# Short problem
Render every entry verbatim.

Source data
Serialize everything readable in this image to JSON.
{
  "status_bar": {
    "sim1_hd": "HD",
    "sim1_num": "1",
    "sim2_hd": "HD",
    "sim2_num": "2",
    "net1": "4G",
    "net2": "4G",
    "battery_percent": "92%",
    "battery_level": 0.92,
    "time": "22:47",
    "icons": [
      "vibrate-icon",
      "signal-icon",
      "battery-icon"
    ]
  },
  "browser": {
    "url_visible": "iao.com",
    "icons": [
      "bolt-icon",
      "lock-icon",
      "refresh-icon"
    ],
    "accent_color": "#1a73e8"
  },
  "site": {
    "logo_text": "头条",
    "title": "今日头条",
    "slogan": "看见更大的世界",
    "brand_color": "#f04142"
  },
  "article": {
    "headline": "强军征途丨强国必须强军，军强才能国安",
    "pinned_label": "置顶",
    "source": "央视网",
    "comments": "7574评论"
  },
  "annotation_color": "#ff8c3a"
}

# Worked answer
Serialize everything readable in this image to JSON.
{
  "status_bar": {
    "sim1_hd": "HD",
    "sim1_num": "1",
    "sim2_hd": "HD",
    "sim2_num": "2",
    "net1": "4G",
    "net2": "4G",
    "battery_percent": "92%",
    "battery_level": 0.92,
    "time": "22:47",
    "icons": [
      "vibrate-icon",
      "signal-icon",
      "battery-icon"
    ]
  },
  "browser": {
    "url_visible": "iao.com",
    "icons": [
      "bolt-icon",
      "lock-icon",
      "refresh-icon"
    ],
    "accent_color": "#1a73e8"
  },
  "site": {
    "logo_text": "头条",
    "title": "今日头条",
    "slogan": "看见更大的世界",
    "brand_color": "#f04142"
  },
  "article": {
    "headline": "强军征途丨强国必须强军，军强才能国安",
    "pinned_label": "置顶",
    "source": "央视网",
    "comments": "7574评论"
  },
  "annotation_color": "#ff8c3a"
}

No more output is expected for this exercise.